## Goal
From the records below, give the number of lines that contain the string "potabilă", without any other text.

## Input data
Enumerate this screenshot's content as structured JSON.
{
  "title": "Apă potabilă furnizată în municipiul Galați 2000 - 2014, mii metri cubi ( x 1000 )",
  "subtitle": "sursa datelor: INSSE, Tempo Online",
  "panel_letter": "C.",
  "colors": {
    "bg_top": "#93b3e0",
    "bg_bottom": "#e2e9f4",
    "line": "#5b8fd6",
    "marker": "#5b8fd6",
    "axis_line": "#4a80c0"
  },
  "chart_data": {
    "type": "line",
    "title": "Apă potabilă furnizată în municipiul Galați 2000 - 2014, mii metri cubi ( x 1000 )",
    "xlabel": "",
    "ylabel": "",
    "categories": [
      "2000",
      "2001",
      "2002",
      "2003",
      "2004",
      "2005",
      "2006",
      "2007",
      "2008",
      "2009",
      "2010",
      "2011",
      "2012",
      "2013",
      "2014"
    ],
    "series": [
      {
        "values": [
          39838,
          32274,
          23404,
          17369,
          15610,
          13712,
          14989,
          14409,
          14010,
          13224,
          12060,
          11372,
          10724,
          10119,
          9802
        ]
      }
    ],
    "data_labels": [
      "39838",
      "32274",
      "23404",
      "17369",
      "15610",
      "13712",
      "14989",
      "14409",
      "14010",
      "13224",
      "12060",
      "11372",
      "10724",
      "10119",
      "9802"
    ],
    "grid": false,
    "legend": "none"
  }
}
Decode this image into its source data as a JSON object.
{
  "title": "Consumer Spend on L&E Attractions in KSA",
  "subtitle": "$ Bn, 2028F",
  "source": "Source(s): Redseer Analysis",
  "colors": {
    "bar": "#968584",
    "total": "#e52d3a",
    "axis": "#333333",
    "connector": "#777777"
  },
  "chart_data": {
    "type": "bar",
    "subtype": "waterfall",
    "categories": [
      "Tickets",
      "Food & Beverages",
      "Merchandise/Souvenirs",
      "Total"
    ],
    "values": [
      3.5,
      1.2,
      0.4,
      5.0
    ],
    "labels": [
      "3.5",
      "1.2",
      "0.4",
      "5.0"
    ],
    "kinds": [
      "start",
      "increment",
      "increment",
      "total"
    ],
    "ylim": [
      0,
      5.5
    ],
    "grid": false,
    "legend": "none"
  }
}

## Answer to this exercise
2